* Task details: Without the images, write out the whole listing exactly.

* Data to use:

^^^^^^^^

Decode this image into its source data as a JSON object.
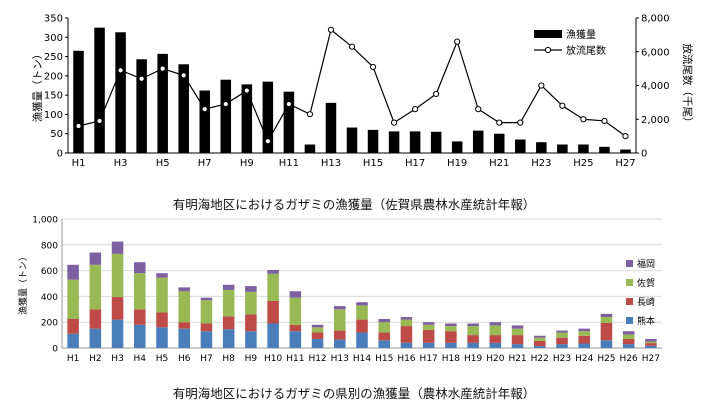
{
  "chart_data": [
    {
      "type": "bar+line",
      "caption": "有明海地区におけるガザミの漁獲量（佐賀県農林水産統計年報）",
      "categories": [
        "H1",
        "H2",
        "H3",
        "H4",
        "H5",
        "H6",
        "H7",
        "H8",
        "H9",
        "H10",
        "H11",
        "H12",
        "H13",
        "H14",
        "H15",
        "H16",
        "H17",
        "H18",
        "H19",
        "H20",
        "H21",
        "H22",
        "H23",
        "H24",
        "H25",
        "H26",
        "H27"
      ],
      "x_tick_labels": [
        "H1",
        "H3",
        "H5",
        "H7",
        "H9",
        "H11",
        "H13",
        "H15",
        "H17",
        "H19",
        "H21",
        "H23",
        "H25",
        "H27"
      ],
      "ylabel_left": "漁獲量（トン）",
      "ylabel_right": "放流尾数（千尾）",
      "ylim_left": [
        0,
        350
      ],
      "yticks_left": [
        "0",
        "50",
        "100",
        "150",
        "200",
        "250",
        "300",
        "350"
      ],
      "ylim_right": [
        0,
        8000
      ],
      "yticks_right": [
        "0",
        "2,000",
        "4,000",
        "6,000",
        "8,000"
      ],
      "legend_position": "top-right",
      "series": [
        {
          "name": "漁獲量",
          "kind": "bar",
          "axis": "left",
          "color": "#000000",
          "values": [
            265,
            325,
            313,
            243,
            257,
            230,
            162,
            190,
            178,
            185,
            159,
            22,
            130,
            66,
            60,
            56,
            56,
            55,
            30,
            58,
            50,
            35,
            28,
            22,
            22,
            16,
            9
          ]
        },
        {
          "name": "放流尾数",
          "kind": "line",
          "axis": "right",
          "color": "#000000",
          "values": [
            1600,
            1900,
            4900,
            4400,
            5000,
            4600,
            2600,
            2900,
            3700,
            700,
            2900,
            2300,
            7300,
            6300,
            5100,
            1800,
            2600,
            3500,
            6600,
            2600,
            1800,
            1800,
            4000,
            2800,
            2000,
            1900,
            1000
          ]
        }
      ]
    },
    {
      "type": "stacked_bar",
      "caption": "有明海地区におけるガザミの県別の漁獲量（農林水産統計年報）",
      "categories": [
        "H1",
        "H2",
        "H3",
        "H4",
        "H5",
        "H6",
        "H7",
        "H8",
        "H9",
        "H10",
        "H11",
        "H12",
        "H13",
        "H14",
        "H15",
        "H16",
        "H17",
        "H18",
        "H19",
        "H20",
        "H21",
        "H22",
        "H23",
        "H24",
        "H25",
        "H26",
        "H27"
      ],
      "ylabel": "漁獲量（トン）",
      "ylim": [
        0,
        1000
      ],
      "yticks": [
        "0",
        "200",
        "400",
        "600",
        "800",
        "1,000"
      ],
      "legend_position": "right",
      "grid": true,
      "series": [
        {
          "name": "熊本",
          "color": "#4a7ebb",
          "values": [
            110,
            150,
            220,
            180,
            160,
            150,
            130,
            145,
            130,
            190,
            130,
            70,
            65,
            120,
            60,
            40,
            40,
            40,
            40,
            40,
            30,
            15,
            30,
            35,
            60,
            30,
            18
          ]
        },
        {
          "name": "長崎",
          "color": "#be4b48",
          "values": [
            115,
            150,
            175,
            120,
            115,
            50,
            60,
            100,
            130,
            175,
            50,
            50,
            70,
            100,
            60,
            130,
            100,
            90,
            60,
            60,
            70,
            40,
            50,
            60,
            135,
            40,
            20
          ]
        },
        {
          "name": "佐賀",
          "color": "#98b954",
          "values": [
            305,
            345,
            335,
            280,
            270,
            240,
            180,
            205,
            175,
            210,
            210,
            40,
            165,
            110,
            80,
            50,
            40,
            40,
            70,
            75,
            50,
            25,
            40,
            35,
            45,
            35,
            12
          ]
        },
        {
          "name": "福岡",
          "color": "#7d60a0",
          "values": [
            115,
            95,
            95,
            85,
            35,
            30,
            20,
            40,
            45,
            30,
            50,
            20,
            25,
            25,
            25,
            20,
            20,
            20,
            20,
            25,
            25,
            15,
            15,
            20,
            25,
            25,
            20
          ]
        }
      ],
      "legend_order": [
        "福岡",
        "佐賀",
        "長崎",
        "熊本"
      ]
    }
  ]
}
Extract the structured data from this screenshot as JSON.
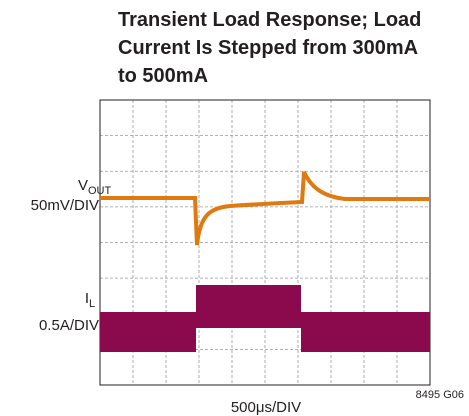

^^^^^^^^

* Reply:
Decode this image into its source data as a JSON object.
{
  "chart_data": [
    {
      "type": "bar+line",
      "caption": "有明海地区におけるガザミの漁獲量（佐賀県農林水産統計年報）",
      "categories": [
        "H1",
        "H2",
        "H3",
        "H4",
        "H5",
        "H6",
        "H7",
        "H8",
        "H9",
        "H10",
        "H11",
        "H12",
        "H13",
        "H14",
        "H15",
        "H16",
        "H17",
        "H18",
        "H19",
        "H20",
        "H21",
        "H22",
        "H23",
        "H24",
        "H25",
        "H26",
        "H27"
      ],
      "x_tick_labels": [
        "H1",
        "H3",
        "H5",
        "H7",
        "H9",
        "H11",
        "H13",
        "H15",
        "H17",
        "H19",
        "H21",
        "H23",
        "H25",
        "H27"
      ],
      "ylabel_left": "漁獲量（トン）",
      "ylabel_right": "放流尾数（千尾）",
      "ylim_left": [
        0,
        350
      ],
      "yticks_left": [
        "0",
        "50",
        "100",
        "150",
        "200",
        "250",
        "300",
        "350"
      ],
      "ylim_right": [
        0,
        8000
      ],
      "yticks_right": [
        "0",
        "2,000",
        "4,000",
        "6,000",
        "8,000"
      ],
      "legend_position": "top-right",
      "series": [
        {
          "name": "漁獲量",
          "kind": "bar",
          "axis": "left",
          "color": "#000000",
          "values": [
            265,
            325,
            313,
            243,
            257,
            230,
            162,
            190,
            178,
            185,
            159,
            22,
            130,
            66,
            60,
            56,
            56,
            55,
            30,
            58,
            50,
            35,
            28,
            22,
            22,
            16,
            9
          ]
        },
        {
          "name": "放流尾数",
          "kind": "line",
          "axis": "right",
          "color": "#000000",
          "values": [
            1600,
            1900,
            4900,
            4400,
            5000,
            4600,
            2600,
            2900,
            3700,
            700,
            2900,
            2300,
            7300,
            6300,
            5100,
            1800,
            2600,
            3500,
            6600,
            2600,
            1800,
            1800,
            4000,
            2800,
            2000,
            1900,
            1000
          ]
        }
      ]
    },
    {
      "type": "stacked_bar",
      "caption": "有明海地区におけるガザミの県別の漁獲量（農林水産統計年報）",
      "categories": [
        "H1",
        "H2",
        "H3",
        "H4",
        "H5",
        "H6",
        "H7",
        "H8",
        "H9",
        "H10",
        "H11",
        "H12",
        "H13",
        "H14",
        "H15",
        "H16",
        "H17",
        "H18",
        "H19",
        "H20",
        "H21",
        "H22",
        "H23",
        "H24",
        "H25",
        "H26",
        "H27"
      ],
      "ylabel": "漁獲量（トン）",
      "ylim": [
        0,
        1000
      ],
      "yticks": [
        "0",
        "200",
        "400",
        "600",
        "800",
        "1,000"
      ],
      "legend_position": "right",
      "grid": true,
      "series": [
        {
          "name": "熊本",
          "color": "#4a7ebb",
          "values": [
            110,
            150,
            220,
            180,
            160,
            150,
            130,
            145,
            130,
            190,
            130,
            70,
            65,
            120,
            60,
            40,
            40,
            40,
            40,
            40,
            30,
            15,
            30,
            35,
            60,
            30,
            18
          ]
        },
        {
          "name": "長崎",
          "color": "#be4b48",
          "values": [
            115,
            150,
            175,
            120,
            115,
            50,
            60,
            100,
            130,
            175,
            50,
            50,
            70,
            100,
            60,
            130,
            100,
            90,
            60,
            60,
            70,
            40,
            50,
            60,
            135,
            40,
            20
          ]
        },
        {
          "name": "佐賀",
          "color": "#98b954",
          "values": [
            305,
            345,
            335,
            280,
            270,
            240,
            180,
            205,
            175,
            210,
            210,
            40,
            165,
            110,
            80,
            50,
            40,
            40,
            70,
            75,
            50,
            25,
            40,
            35,
            45,
            35,
            12
          ]
        },
        {
          "name": "福岡",
          "color": "#7d60a0",
          "values": [
            115,
            95,
            95,
            85,
            35,
            30,
            20,
            40,
            45,
            30,
            50,
            20,
            25,
            25,
            25,
            20,
            20,
            20,
            20,
            25,
            25,
            15,
            15,
            20,
            25,
            25,
            20
          ]
        }
      ],
      "legend_order": [
        "福岡",
        "佐賀",
        "長崎",
        "熊本"
      ]
    }
  ]
}
Extract the structured data from this screenshot as JSON.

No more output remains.